## [EXTRACTED MATERIAL]
-.-.-

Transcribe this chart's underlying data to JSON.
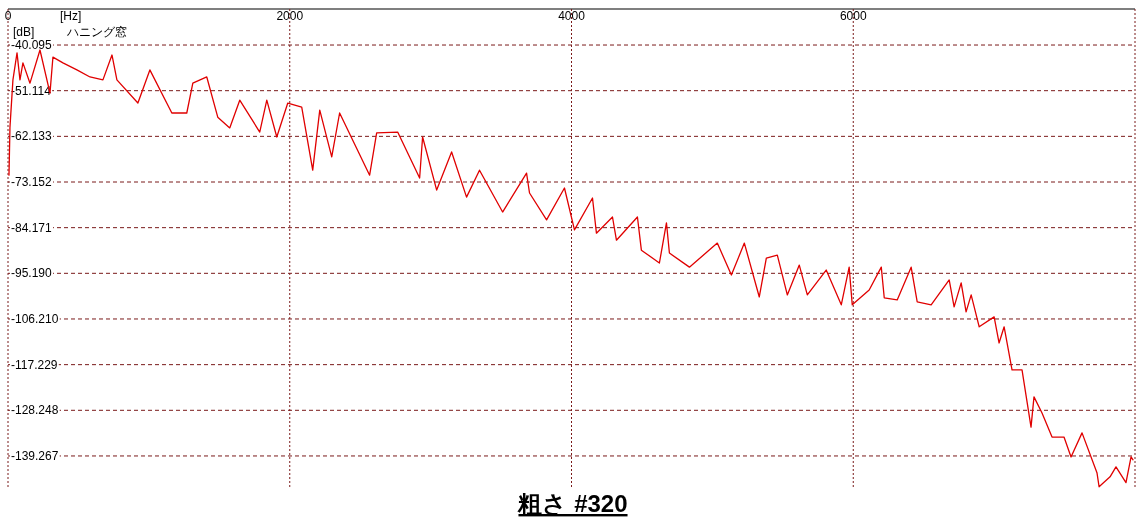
{
  "chart_data": {
    "type": "line",
    "title": "粗さ #320",
    "xlabel": "[Hz]",
    "ylabel": "[dB]",
    "annotations": [
      "ハニング窓"
    ],
    "xlim": [
      0,
      8000
    ],
    "ylim": [
      -147.0,
      -31.4
    ],
    "xticks": [
      0,
      2000,
      4000,
      6000
    ],
    "yticks": [
      -40.095,
      -51.114,
      -62.133,
      -73.152,
      -84.171,
      {
        "value": -95.19,
        "label": "-95.190"
      },
      {
        "value": -106.21,
        "label": "-106.210"
      },
      -117.229,
      -128.248,
      -139.267
    ],
    "grid": true,
    "series": [
      {
        "color": "#e00000",
        "x": [
          7,
          14,
          35,
          64,
          85,
          106,
          156,
          227,
          298,
          319,
          390,
          489,
          582,
          674,
          738,
          773,
          922,
          1007,
          1163,
          1269,
          1312,
          1411,
          1489,
          1574,
          1645,
          1787,
          1837,
          1908,
          1986,
          2085,
          2163,
          2213,
          2298,
          2354,
          2567,
          2617,
          2766,
          2922,
          2943,
          3043,
          3149,
          3255,
          3347,
          3511,
          3681,
          3702,
          3823,
          3950,
          4021,
          4149,
          4177,
          4291,
          4319,
          4468,
          4496,
          4624,
          4674,
          4695,
          4837,
          5035,
          5135,
          5227,
          5333,
          5383,
          5461,
          5532,
          5617,
          5674,
          5808,
          5915,
          5971,
          5993,
          6113,
          6199,
          6220,
          6312,
          6411,
          6454,
          6553,
          6681,
          6716,
          6766,
          6801,
          6837,
          6894,
          7000,
          7035,
          7071,
          7127,
          7198,
          7262,
          7283,
          7340,
          7411,
          7496,
          7546,
          7624,
          7730,
          7745,
          7823,
          7865,
          7936,
          7972,
          7986
        ],
        "values": [
          -71.5,
          -59.9,
          -48.5,
          -42.0,
          -48.5,
          -44.4,
          -49.3,
          -41.3,
          -51.7,
          -43.0,
          -44.4,
          -46.1,
          -47.8,
          -48.5,
          -42.5,
          -48.5,
          -54.1,
          -46.1,
          -56.5,
          -56.5,
          -49.3,
          -47.8,
          -57.5,
          -60.1,
          -53.4,
          -61.1,
          -53.4,
          -62.3,
          -54.1,
          -55.1,
          -70.3,
          -55.8,
          -67.1,
          -56.5,
          -71.5,
          -61.3,
          -61.1,
          -72.2,
          -62.3,
          -75.1,
          -65.9,
          -76.8,
          -70.3,
          -80.4,
          -71.0,
          -75.8,
          -82.3,
          -74.6,
          -84.7,
          -77.0,
          -85.5,
          -81.6,
          -87.2,
          -81.6,
          -89.6,
          -92.7,
          -83.0,
          -90.3,
          -93.7,
          -87.9,
          -95.6,
          -87.9,
          -100.9,
          -91.5,
          -90.8,
          -100.4,
          -93.2,
          -100.4,
          -94.4,
          -102.8,
          -93.7,
          -102.8,
          -99.2,
          -93.7,
          -101.1,
          -101.6,
          -93.7,
          -102.1,
          -102.8,
          -96.8,
          -103.3,
          -97.5,
          -104.5,
          -100.4,
          -108.1,
          -105.7,
          -112.0,
          -108.1,
          -118.5,
          -118.5,
          -132.3,
          -125.0,
          -128.9,
          -134.7,
          -134.7,
          -139.5,
          -133.7,
          -143.3,
          -146.7,
          -144.3,
          -141.9,
          -145.7,
          -139.5,
          -140.2
        ]
      }
    ]
  }
}
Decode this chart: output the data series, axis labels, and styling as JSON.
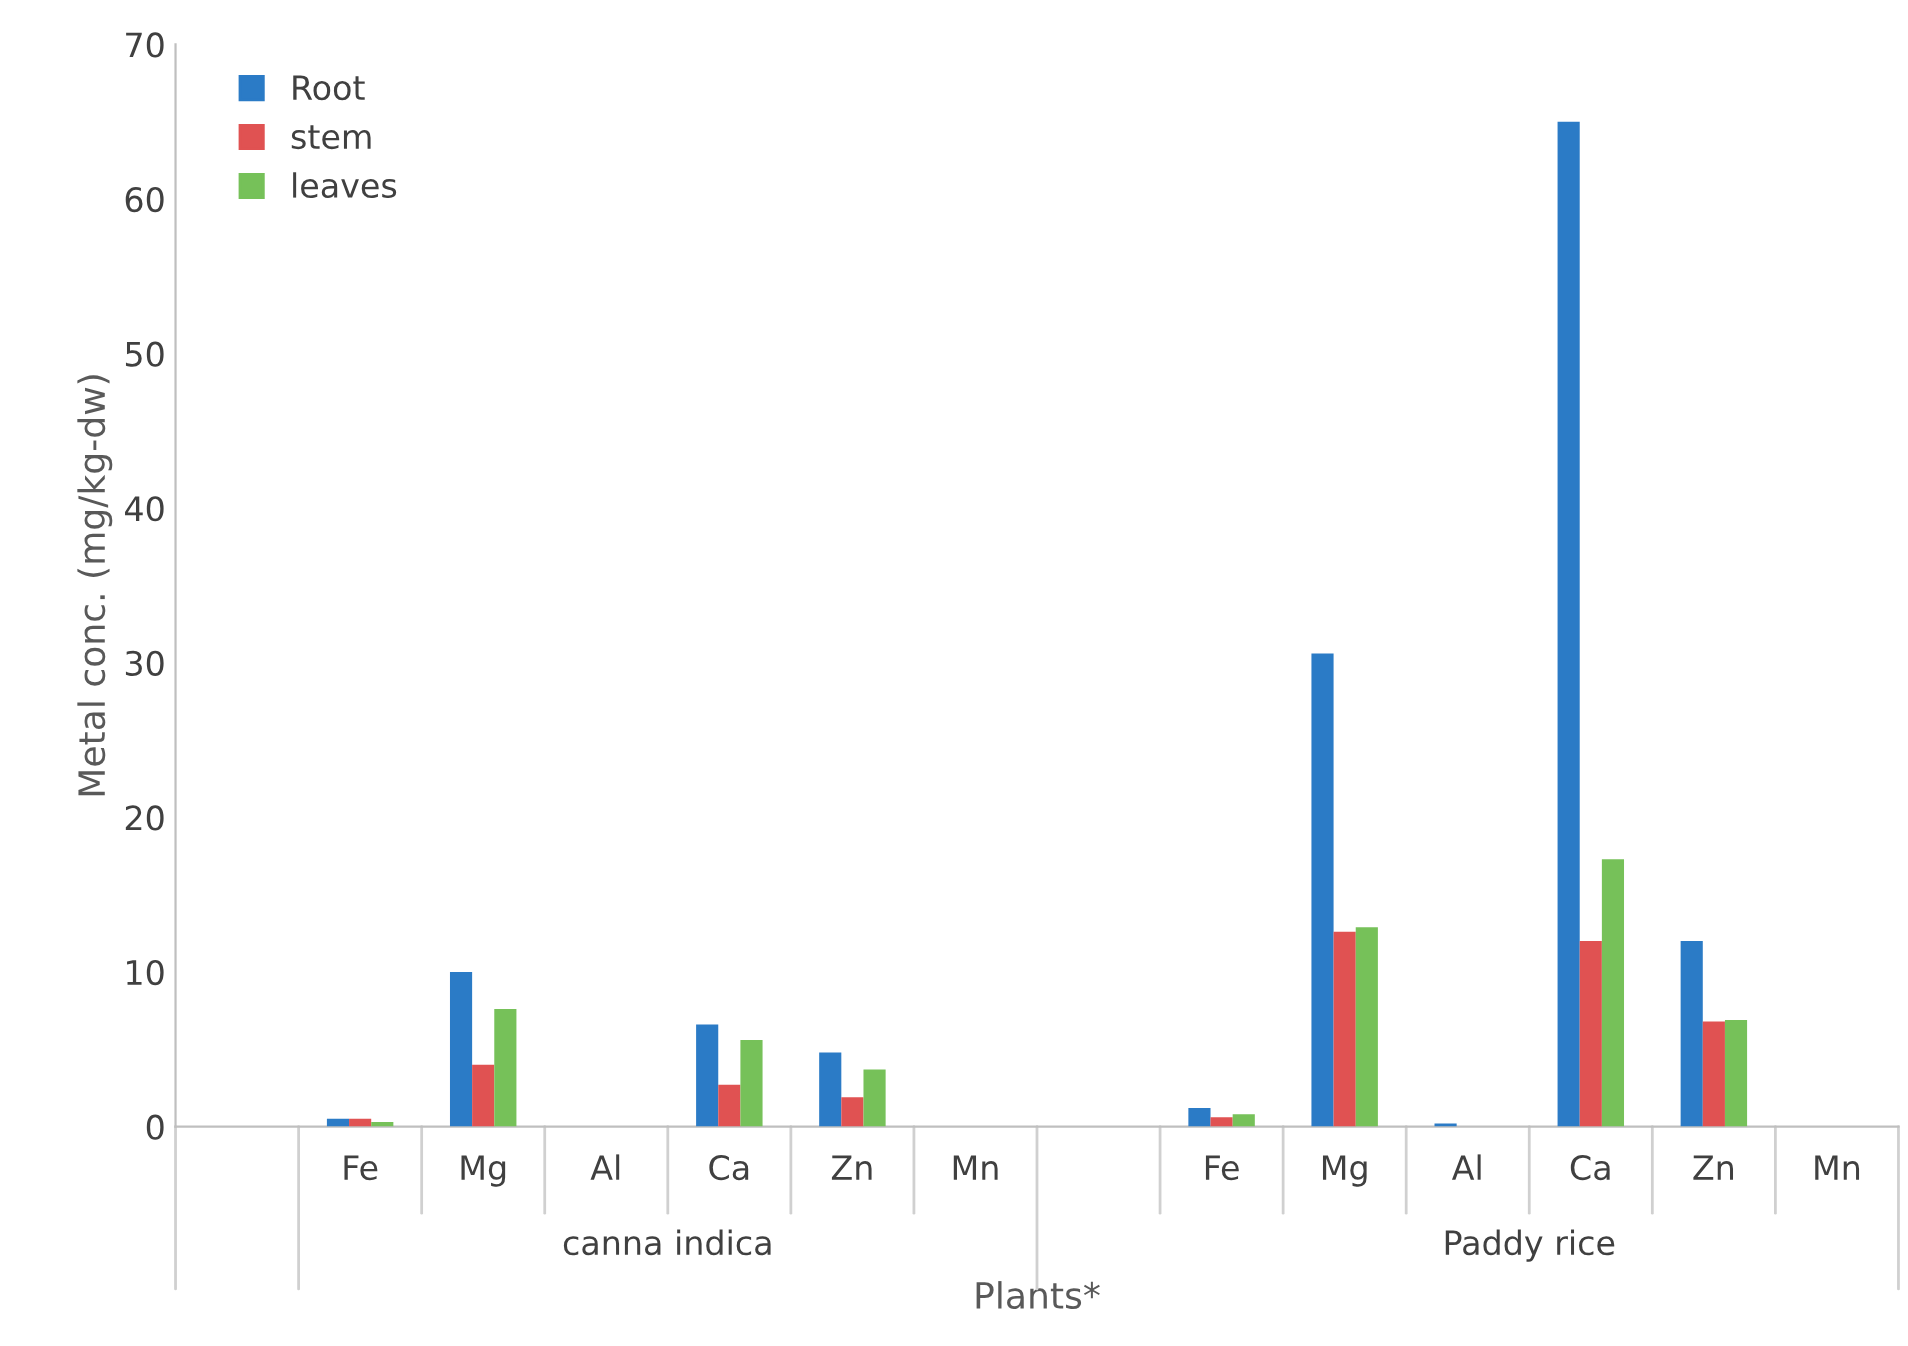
{
  "chart_data": {
    "type": "bar",
    "xlabel": "Plants*",
    "ylabel": "Metal conc. (mg/kg-dw)",
    "categories": [
      null,
      "Fe",
      "Mg",
      "Al",
      "Ca",
      "Zn",
      "Mn",
      null,
      "Fe",
      "Mg",
      "Al",
      "Ca",
      "Zn",
      "Mn"
    ],
    "series": [
      {
        "name": "Root",
        "color": "#2b7bc6",
        "values": [
          null,
          0.5,
          10,
          null,
          6.6,
          4.8,
          null,
          null,
          1.2,
          30.6,
          0.2,
          65,
          12,
          null
        ]
      },
      {
        "name": "stem",
        "color": "#e05252",
        "values": [
          null,
          0.5,
          4.0,
          null,
          2.7,
          1.9,
          null,
          null,
          0.6,
          12.6,
          null,
          12,
          6.8,
          null
        ]
      },
      {
        "name": "leaves",
        "color": "#76c159",
        "values": [
          null,
          0.3,
          7.6,
          null,
          5.6,
          3.7,
          null,
          null,
          0.8,
          12.9,
          null,
          17.3,
          6.9,
          null
        ]
      }
    ],
    "annotations": [
      "canna indica",
      "Paddy rice"
    ],
    "ylim": [
      0,
      70
    ],
    "yticks": [
      0,
      10,
      20,
      30,
      40,
      50,
      60,
      70
    ],
    "grid": false,
    "legend": "top left"
  }
}
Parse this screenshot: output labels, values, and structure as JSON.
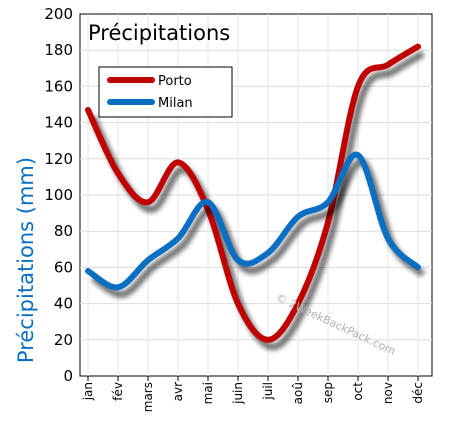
{
  "chart_data": {
    "type": "line",
    "title": "Précipitations",
    "ylabel": "Précipitations (mm)",
    "xlabel": "",
    "ylim": [
      0,
      200
    ],
    "yticks": [
      0,
      20,
      40,
      60,
      80,
      100,
      120,
      140,
      160,
      180,
      200
    ],
    "categories": [
      "jan",
      "fév",
      "mars",
      "avr",
      "mai",
      "juin",
      "juil",
      "aoû",
      "sep",
      "oct",
      "nov",
      "déc"
    ],
    "grid": true,
    "legend_position": "top-left",
    "series": [
      {
        "name": "Porto",
        "color": "#c00000",
        "values": [
          147,
          112,
          96,
          118,
          92,
          40,
          20,
          40,
          85,
          160,
          172,
          182
        ]
      },
      {
        "name": "Milan",
        "color": "#0a6fc2",
        "values": [
          58,
          49,
          64,
          76,
          96,
          64,
          68,
          88,
          96,
          122,
          76,
          60
        ]
      }
    ]
  },
  "watermark": "© 2WeekBackPack.com"
}
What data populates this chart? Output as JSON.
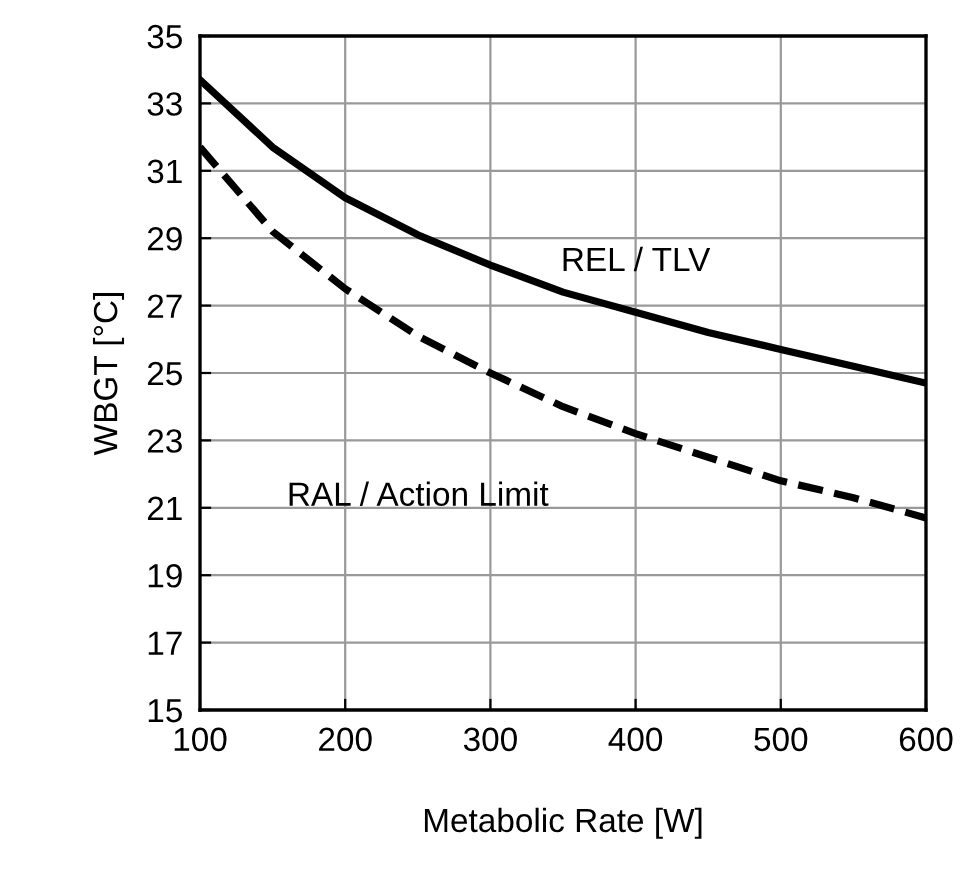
{
  "chart_data": {
    "type": "line",
    "xlabel": "Metabolic Rate [W]",
    "ylabel": "WBGT [°C]",
    "x": [
      100,
      150,
      200,
      250,
      300,
      350,
      400,
      450,
      500,
      550,
      600
    ],
    "series": [
      {
        "name": "REL / TLV",
        "color": "#000000",
        "line_style": "solid",
        "values": [
          33.7,
          31.7,
          30.2,
          29.1,
          28.2,
          27.4,
          26.8,
          26.2,
          25.7,
          25.2,
          24.7
        ]
      },
      {
        "name": "RAL / Action Limit",
        "color": "#000000",
        "line_style": "dashed",
        "values": [
          31.7,
          29.2,
          27.5,
          26.1,
          25.0,
          24.0,
          23.2,
          22.5,
          21.8,
          21.3,
          20.7
        ]
      }
    ],
    "xlim": [
      100,
      600
    ],
    "xticks": [
      100,
      200,
      300,
      400,
      500,
      600
    ],
    "ylim": [
      15,
      35
    ],
    "yticks": [
      15,
      17,
      19,
      21,
      23,
      25,
      27,
      29,
      31,
      33,
      35
    ],
    "grid": true,
    "marker": "none",
    "legend": false
  }
}
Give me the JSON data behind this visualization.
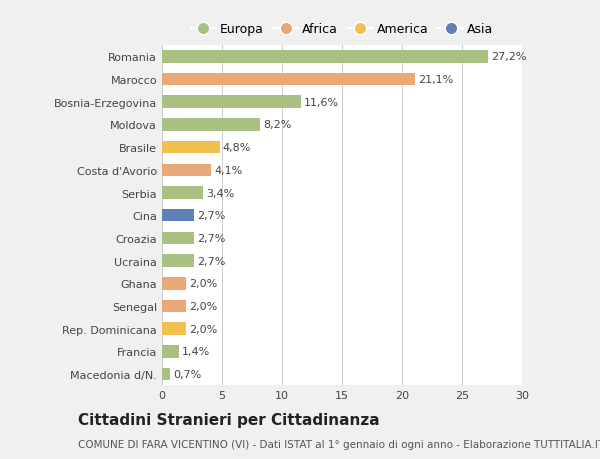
{
  "countries": [
    "Romania",
    "Marocco",
    "Bosnia-Erzegovina",
    "Moldova",
    "Brasile",
    "Costa d'Avorio",
    "Serbia",
    "Cina",
    "Croazia",
    "Ucraina",
    "Ghana",
    "Senegal",
    "Rep. Dominicana",
    "Francia",
    "Macedonia d/N."
  ],
  "values": [
    27.2,
    21.1,
    11.6,
    8.2,
    4.8,
    4.1,
    3.4,
    2.7,
    2.7,
    2.7,
    2.0,
    2.0,
    2.0,
    1.4,
    0.7
  ],
  "labels": [
    "27,2%",
    "21,1%",
    "11,6%",
    "8,2%",
    "4,8%",
    "4,1%",
    "3,4%",
    "2,7%",
    "2,7%",
    "2,7%",
    "2,0%",
    "2,0%",
    "2,0%",
    "1,4%",
    "0,7%"
  ],
  "continents": [
    "Europa",
    "Africa",
    "Europa",
    "Europa",
    "America",
    "Africa",
    "Europa",
    "Asia",
    "Europa",
    "Europa",
    "Africa",
    "Africa",
    "America",
    "Europa",
    "Europa"
  ],
  "colors": {
    "Europa": "#a8c182",
    "Africa": "#e8a878",
    "America": "#f0c050",
    "Asia": "#6080b8"
  },
  "legend_order": [
    "Europa",
    "Africa",
    "America",
    "Asia"
  ],
  "title": "Cittadini Stranieri per Cittadinanza",
  "subtitle": "COMUNE DI FARA VICENTINO (VI) - Dati ISTAT al 1° gennaio di ogni anno - Elaborazione TUTTITALIA.IT",
  "xlim": [
    0,
    30
  ],
  "xticks": [
    0,
    5,
    10,
    15,
    20,
    25,
    30
  ],
  "bg_color": "#f0f0f0",
  "plot_bg_color": "#ffffff",
  "title_fontsize": 11,
  "subtitle_fontsize": 7.5,
  "label_fontsize": 8,
  "tick_fontsize": 8,
  "legend_fontsize": 9
}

-.-.-

Look for the word "left" in every line of the listing and copy the lines that have it.

    "legend": "top left"
    "legend_position": "top-left",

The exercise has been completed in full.